# EXERCISE TASK
Please rewrite the entries below with "side view" replaced by "lateral view" and everything else unchanged. Leave the pictures out of your answer.

* * * * *

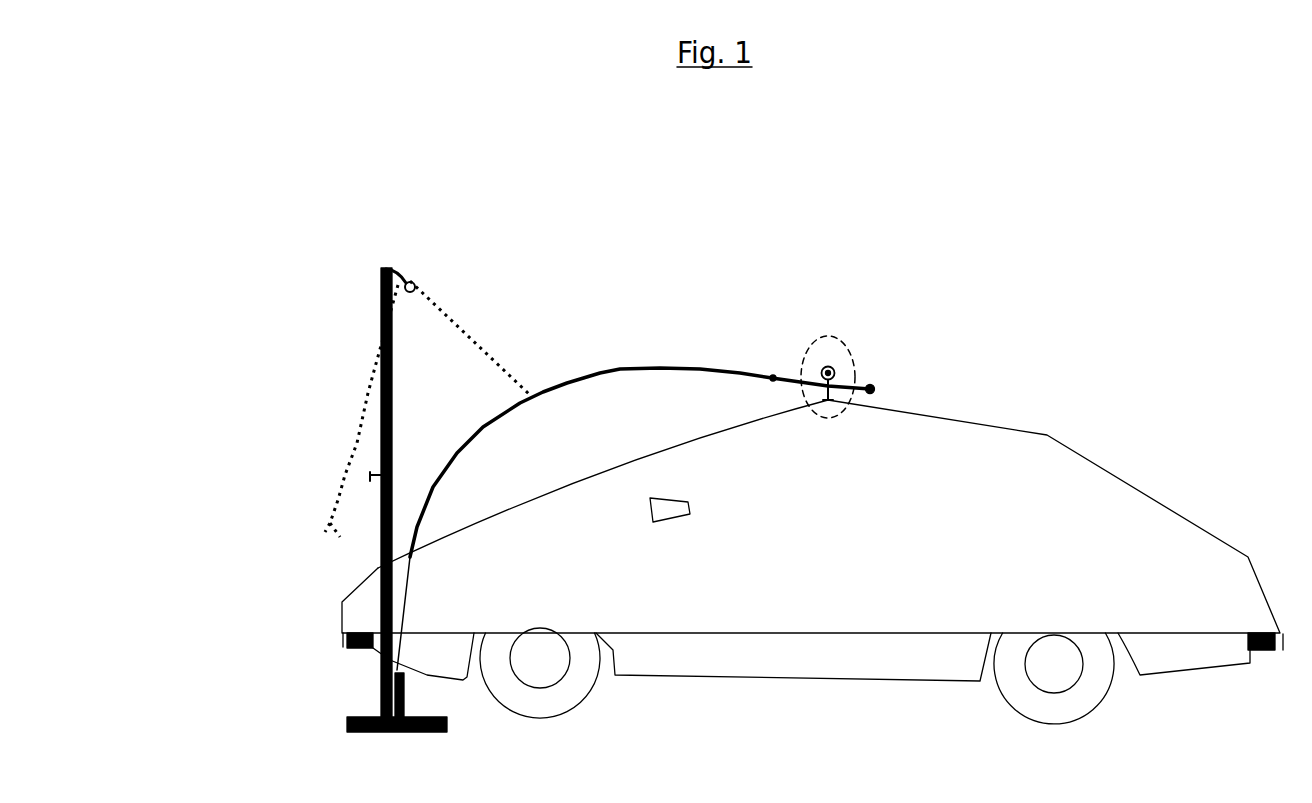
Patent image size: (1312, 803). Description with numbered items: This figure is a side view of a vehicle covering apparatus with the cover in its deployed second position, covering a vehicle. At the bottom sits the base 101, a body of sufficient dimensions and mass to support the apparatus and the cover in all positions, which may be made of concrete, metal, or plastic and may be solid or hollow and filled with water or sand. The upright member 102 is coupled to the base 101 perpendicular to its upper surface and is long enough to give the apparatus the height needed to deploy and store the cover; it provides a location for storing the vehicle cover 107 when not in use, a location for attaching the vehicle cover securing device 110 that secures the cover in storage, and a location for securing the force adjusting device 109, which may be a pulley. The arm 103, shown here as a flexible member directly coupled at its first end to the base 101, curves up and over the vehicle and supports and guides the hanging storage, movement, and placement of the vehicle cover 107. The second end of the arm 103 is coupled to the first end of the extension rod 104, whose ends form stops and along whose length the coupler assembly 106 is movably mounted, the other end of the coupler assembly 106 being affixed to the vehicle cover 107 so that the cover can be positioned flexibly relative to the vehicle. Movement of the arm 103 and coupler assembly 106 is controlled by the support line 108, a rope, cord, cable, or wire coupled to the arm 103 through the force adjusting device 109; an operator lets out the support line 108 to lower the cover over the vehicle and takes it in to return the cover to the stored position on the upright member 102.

The base 101 is at (340, 691).
The upright member 102 is at (332, 497).
The arm 103 is at (636, 468).
The extension rod 104 is at (808, 333).
The coupler assembly 106 is at (872, 342).
The vehicle cover 107 is at (812, 562).
The support line 108 is at (482, 320).
The force adjusting device 109 is at (435, 235).
The vehicle cover securing device 110 is at (325, 411).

* * * * *

# RESULT
Patent image size: (1312, 803). Description with numbered items: This figure is a lateral view of a vehicle covering apparatus with the cover in its deployed second position, covering a vehicle. At the bottom sits the base 101, a body of sufficient dimensions and mass to support the apparatus and the cover in all positions, which may be made of concrete, metal, or plastic and may be solid or hollow and filled with water or sand. The upright member 102 is coupled to the base 101 perpendicular to its upper surface and is long enough to give the apparatus the height needed to deploy and store the cover; it provides a location for storing the vehicle cover 107 when not in use, a location for attaching the vehicle cover securing device 110 that secures the cover in storage, and a location for securing the force adjusting device 109, which may be a pulley. The arm 103, shown here as a flexible member directly coupled at its first end to the base 101, curves up and over the vehicle and supports and guides the hanging storage, movement, and placement of the vehicle cover 107. The second end of the arm 103 is coupled to the first end of the extension rod 104, whose ends form stops and along whose length the coupler assembly 106 is movably mounted, the other end of the coupler assembly 106 being affixed to the vehicle cover 107 so that the cover can be positioned flexibly relative to the vehicle. Movement of the arm 103 and coupler assembly 106 is controlled by the support line 108, a rope, cord, cable, or wire coupled to the arm 103 through the force adjusting device 109; an operator lets out the support line 108 to lower the cover over the vehicle and takes it in to return the cover to the stored position on the upright member 102.

The base 101 is at (340, 691).
The upright member 102 is at (332, 497).
The arm 103 is at (636, 468).
The extension rod 104 is at (808, 333).
The coupler assembly 106 is at (872, 342).
The vehicle cover 107 is at (812, 562).
The support line 108 is at (482, 320).
The force adjusting device 109 is at (435, 235).
The vehicle cover securing device 110 is at (325, 411).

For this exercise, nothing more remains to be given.